- **WHAT YOU HAVE TO DO**
Look through the data below and return each line where "Мідорі" appears.

__________

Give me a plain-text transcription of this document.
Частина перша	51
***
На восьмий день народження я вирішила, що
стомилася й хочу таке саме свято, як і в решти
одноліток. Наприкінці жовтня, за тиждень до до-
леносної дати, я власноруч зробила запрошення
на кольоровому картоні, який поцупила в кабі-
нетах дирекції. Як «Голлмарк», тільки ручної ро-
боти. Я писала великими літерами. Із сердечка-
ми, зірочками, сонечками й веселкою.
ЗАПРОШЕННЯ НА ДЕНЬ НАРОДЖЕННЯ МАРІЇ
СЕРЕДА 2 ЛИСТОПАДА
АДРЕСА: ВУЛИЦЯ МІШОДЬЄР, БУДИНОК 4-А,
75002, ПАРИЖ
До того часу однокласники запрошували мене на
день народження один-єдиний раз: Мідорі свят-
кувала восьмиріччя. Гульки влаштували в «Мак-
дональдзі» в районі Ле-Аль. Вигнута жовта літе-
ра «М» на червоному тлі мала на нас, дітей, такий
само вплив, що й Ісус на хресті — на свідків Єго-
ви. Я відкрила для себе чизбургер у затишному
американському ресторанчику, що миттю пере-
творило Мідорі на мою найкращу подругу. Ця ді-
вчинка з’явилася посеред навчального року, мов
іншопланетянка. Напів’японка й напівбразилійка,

__________

- **ANSWER**
день народження один-єдиний раз: Мідорі свят-
творило Мідорі на мою найкращу подругу. Ця ді-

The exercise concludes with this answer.